What you are asked to do
Select, from the data, each line where "Polsko" occurs.
___
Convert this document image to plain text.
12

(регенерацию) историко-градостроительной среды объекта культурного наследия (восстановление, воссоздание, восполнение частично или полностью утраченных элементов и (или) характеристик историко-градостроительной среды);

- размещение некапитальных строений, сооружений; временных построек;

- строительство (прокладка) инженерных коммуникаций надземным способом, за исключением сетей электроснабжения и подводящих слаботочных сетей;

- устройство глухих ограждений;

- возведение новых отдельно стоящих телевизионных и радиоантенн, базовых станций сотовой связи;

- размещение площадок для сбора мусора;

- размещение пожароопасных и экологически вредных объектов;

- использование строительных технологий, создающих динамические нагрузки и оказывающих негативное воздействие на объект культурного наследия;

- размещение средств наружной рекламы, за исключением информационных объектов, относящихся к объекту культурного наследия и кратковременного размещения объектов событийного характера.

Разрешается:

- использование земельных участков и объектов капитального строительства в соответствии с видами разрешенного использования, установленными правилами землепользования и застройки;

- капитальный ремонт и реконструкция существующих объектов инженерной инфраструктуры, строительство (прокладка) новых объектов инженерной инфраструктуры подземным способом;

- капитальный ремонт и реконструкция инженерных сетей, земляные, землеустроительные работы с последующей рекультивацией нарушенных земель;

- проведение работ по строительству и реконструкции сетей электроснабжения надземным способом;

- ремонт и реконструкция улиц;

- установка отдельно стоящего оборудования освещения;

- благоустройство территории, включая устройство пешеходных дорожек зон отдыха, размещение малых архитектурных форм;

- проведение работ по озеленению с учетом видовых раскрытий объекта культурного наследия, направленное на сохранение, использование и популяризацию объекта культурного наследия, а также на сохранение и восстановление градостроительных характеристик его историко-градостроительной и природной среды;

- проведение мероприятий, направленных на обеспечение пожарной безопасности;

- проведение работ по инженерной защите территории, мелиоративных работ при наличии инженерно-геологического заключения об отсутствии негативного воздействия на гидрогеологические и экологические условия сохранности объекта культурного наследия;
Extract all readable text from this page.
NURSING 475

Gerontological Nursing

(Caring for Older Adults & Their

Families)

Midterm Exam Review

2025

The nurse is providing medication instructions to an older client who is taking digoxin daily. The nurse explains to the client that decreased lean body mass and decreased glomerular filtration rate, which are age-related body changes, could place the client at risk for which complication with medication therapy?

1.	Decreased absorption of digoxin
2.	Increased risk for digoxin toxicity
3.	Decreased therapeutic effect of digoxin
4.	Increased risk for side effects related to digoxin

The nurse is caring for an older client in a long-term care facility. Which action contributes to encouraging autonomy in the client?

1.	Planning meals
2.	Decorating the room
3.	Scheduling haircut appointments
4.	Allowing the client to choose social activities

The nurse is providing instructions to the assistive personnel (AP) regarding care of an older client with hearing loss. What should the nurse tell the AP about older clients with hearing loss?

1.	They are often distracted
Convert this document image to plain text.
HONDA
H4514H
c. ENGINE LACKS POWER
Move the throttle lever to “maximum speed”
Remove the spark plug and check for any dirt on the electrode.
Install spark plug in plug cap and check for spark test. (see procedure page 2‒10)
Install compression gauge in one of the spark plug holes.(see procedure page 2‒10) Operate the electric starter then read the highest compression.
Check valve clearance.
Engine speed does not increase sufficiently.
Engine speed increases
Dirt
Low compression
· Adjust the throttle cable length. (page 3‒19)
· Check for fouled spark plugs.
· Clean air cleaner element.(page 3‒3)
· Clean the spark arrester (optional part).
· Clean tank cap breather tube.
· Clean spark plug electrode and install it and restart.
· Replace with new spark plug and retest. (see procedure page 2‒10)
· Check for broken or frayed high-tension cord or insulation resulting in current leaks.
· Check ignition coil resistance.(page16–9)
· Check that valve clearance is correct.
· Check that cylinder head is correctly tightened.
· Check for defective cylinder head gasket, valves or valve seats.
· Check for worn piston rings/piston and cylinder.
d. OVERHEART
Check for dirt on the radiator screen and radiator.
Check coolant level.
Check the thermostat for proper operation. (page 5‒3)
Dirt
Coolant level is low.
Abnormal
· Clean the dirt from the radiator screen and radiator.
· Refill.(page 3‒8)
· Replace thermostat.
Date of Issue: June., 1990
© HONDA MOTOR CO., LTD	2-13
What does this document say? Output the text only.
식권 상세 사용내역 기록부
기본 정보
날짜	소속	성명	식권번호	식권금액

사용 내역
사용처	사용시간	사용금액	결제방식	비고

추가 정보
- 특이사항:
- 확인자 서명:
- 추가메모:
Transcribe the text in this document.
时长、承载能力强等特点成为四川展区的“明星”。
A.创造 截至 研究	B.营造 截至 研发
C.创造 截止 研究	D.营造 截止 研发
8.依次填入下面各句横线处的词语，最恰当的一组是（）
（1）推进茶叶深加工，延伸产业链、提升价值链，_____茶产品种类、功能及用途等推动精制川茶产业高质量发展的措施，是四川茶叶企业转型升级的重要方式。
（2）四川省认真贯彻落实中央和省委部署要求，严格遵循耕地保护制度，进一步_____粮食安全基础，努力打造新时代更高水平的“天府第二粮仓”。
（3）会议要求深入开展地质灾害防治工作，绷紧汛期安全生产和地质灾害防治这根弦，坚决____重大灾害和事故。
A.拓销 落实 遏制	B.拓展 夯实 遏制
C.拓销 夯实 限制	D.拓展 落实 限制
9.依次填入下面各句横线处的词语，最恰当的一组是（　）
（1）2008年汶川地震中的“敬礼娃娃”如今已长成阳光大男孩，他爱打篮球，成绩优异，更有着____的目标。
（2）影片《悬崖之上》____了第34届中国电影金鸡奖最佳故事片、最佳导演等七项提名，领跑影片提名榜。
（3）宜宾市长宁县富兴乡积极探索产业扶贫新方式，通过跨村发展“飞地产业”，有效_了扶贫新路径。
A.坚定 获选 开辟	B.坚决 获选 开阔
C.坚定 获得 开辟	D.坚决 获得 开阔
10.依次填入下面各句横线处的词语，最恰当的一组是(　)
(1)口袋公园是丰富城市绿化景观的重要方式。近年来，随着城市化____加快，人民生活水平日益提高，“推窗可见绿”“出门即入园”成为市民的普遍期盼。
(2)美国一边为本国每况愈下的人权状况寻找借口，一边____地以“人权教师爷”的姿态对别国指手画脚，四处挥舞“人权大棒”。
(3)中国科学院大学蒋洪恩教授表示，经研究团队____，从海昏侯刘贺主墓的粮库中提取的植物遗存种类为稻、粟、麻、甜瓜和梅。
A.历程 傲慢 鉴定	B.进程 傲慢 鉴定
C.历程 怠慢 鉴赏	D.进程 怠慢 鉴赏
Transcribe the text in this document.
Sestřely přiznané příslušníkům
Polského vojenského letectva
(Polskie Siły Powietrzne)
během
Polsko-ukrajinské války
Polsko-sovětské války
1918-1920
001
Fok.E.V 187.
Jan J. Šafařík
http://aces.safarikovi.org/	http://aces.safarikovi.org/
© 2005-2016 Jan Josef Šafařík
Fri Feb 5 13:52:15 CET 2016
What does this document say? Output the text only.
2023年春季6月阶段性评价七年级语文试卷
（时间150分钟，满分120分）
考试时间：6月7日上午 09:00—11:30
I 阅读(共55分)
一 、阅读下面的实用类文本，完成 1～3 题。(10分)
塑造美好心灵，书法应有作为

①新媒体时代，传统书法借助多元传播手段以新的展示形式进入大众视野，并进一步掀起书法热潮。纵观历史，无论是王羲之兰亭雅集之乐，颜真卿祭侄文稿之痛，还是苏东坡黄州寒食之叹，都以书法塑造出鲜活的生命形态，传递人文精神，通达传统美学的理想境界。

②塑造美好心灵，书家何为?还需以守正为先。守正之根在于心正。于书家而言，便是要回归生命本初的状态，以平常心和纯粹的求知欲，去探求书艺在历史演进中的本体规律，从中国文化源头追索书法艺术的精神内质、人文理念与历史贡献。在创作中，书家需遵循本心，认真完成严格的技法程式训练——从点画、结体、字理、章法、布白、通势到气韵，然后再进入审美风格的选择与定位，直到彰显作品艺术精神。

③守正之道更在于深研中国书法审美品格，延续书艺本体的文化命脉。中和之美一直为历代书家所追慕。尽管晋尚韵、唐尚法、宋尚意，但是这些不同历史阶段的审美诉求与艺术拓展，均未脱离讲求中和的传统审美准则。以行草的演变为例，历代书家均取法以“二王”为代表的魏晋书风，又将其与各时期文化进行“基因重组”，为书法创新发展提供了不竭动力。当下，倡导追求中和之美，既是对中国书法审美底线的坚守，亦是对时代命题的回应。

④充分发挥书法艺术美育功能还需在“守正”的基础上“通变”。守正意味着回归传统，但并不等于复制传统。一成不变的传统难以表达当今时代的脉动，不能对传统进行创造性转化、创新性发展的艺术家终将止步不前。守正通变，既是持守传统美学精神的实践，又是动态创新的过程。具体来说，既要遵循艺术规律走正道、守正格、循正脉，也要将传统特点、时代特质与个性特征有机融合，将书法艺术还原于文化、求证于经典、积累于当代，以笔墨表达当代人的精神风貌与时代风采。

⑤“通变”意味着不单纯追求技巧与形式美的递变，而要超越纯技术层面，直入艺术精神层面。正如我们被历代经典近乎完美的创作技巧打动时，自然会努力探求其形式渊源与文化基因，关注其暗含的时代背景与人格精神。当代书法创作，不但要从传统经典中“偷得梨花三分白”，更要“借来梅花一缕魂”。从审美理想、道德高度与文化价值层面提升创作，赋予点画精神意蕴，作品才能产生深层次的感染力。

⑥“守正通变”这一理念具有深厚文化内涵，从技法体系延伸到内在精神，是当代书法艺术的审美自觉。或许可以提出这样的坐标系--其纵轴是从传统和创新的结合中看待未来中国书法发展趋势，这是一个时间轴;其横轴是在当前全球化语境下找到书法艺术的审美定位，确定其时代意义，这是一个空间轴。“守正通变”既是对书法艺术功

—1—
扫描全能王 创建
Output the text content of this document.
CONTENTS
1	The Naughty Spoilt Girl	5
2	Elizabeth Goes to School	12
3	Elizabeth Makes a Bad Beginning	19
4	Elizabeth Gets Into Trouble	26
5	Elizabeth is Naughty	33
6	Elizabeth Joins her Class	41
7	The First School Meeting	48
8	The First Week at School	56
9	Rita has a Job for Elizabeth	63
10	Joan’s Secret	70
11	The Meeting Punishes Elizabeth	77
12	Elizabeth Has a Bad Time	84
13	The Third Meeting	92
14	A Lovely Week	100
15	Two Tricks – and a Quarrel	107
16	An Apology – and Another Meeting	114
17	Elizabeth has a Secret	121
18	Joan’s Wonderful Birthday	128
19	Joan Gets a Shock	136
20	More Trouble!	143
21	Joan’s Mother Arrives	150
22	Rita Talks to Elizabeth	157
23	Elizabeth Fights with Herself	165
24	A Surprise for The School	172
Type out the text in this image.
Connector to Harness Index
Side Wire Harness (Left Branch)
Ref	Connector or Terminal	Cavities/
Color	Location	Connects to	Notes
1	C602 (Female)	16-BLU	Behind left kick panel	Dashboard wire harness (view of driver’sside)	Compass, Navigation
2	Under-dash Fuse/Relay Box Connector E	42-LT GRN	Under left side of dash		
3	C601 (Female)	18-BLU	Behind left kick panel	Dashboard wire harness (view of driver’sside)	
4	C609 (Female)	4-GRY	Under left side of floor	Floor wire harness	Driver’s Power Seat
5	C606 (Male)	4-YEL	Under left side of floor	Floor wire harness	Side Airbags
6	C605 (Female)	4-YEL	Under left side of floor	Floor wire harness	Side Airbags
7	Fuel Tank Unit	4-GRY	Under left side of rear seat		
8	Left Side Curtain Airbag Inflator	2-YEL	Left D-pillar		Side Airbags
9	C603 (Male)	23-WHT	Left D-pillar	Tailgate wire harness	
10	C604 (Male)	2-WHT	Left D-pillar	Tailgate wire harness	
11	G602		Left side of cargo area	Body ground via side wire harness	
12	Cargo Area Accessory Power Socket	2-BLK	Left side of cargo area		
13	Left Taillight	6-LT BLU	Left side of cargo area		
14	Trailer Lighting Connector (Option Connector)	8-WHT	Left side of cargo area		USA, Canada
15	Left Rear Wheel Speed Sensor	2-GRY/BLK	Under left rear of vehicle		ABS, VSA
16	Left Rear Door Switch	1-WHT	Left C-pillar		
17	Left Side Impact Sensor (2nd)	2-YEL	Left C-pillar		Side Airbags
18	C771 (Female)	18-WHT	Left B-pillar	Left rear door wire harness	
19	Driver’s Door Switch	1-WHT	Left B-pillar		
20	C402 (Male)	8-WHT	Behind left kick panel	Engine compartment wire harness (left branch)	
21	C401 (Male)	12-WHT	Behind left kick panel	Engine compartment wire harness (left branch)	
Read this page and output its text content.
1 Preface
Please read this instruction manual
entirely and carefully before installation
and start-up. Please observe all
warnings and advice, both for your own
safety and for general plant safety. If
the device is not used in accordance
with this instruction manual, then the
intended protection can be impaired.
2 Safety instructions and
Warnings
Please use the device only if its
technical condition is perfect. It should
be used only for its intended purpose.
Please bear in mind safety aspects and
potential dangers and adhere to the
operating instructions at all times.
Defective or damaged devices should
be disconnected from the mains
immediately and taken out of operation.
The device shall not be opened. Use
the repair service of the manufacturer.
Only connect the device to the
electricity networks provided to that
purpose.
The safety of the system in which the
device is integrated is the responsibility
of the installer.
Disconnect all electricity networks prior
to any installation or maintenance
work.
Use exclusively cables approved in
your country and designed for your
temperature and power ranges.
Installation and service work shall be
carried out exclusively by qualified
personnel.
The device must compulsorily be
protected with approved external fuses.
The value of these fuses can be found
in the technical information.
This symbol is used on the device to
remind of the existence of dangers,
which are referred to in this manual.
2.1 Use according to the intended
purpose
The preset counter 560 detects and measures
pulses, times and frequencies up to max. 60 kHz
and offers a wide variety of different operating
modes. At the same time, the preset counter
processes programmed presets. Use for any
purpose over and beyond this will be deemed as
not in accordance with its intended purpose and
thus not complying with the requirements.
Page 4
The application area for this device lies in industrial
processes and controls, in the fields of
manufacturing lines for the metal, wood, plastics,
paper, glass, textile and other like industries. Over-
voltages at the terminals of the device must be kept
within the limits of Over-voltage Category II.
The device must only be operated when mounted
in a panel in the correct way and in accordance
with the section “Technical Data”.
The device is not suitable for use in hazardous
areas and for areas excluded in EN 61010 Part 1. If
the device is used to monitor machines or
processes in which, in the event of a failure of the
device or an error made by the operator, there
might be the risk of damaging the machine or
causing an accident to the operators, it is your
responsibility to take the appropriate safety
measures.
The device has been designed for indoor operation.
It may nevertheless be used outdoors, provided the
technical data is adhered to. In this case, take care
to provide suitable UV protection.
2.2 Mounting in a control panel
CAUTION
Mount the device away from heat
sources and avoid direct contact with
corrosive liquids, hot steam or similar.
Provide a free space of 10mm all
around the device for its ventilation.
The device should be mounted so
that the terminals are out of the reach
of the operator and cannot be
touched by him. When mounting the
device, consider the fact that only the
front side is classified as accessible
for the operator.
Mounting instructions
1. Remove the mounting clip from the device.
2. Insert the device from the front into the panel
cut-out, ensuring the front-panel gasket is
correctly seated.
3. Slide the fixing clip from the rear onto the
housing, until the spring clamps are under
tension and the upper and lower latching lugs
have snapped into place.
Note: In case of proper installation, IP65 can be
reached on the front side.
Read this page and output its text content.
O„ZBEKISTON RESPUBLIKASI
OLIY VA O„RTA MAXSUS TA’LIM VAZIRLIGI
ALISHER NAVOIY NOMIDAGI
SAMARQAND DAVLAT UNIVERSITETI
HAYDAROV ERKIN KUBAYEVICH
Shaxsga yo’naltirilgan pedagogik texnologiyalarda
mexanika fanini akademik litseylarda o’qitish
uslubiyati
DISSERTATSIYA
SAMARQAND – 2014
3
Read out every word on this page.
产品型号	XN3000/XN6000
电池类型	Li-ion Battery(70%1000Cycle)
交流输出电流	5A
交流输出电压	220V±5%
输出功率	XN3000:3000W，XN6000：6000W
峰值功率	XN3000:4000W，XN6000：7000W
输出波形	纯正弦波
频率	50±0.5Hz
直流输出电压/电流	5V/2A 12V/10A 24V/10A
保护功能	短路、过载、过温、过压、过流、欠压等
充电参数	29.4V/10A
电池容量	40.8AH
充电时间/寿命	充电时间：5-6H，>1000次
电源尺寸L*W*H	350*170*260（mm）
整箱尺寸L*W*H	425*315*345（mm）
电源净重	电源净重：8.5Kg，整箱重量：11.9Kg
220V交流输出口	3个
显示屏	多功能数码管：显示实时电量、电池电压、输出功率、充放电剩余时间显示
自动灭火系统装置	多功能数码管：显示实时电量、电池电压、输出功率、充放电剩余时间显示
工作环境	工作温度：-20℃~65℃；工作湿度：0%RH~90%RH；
___
Response to the exercise
Polsko-ukrajinské války
Polsko-sovětské války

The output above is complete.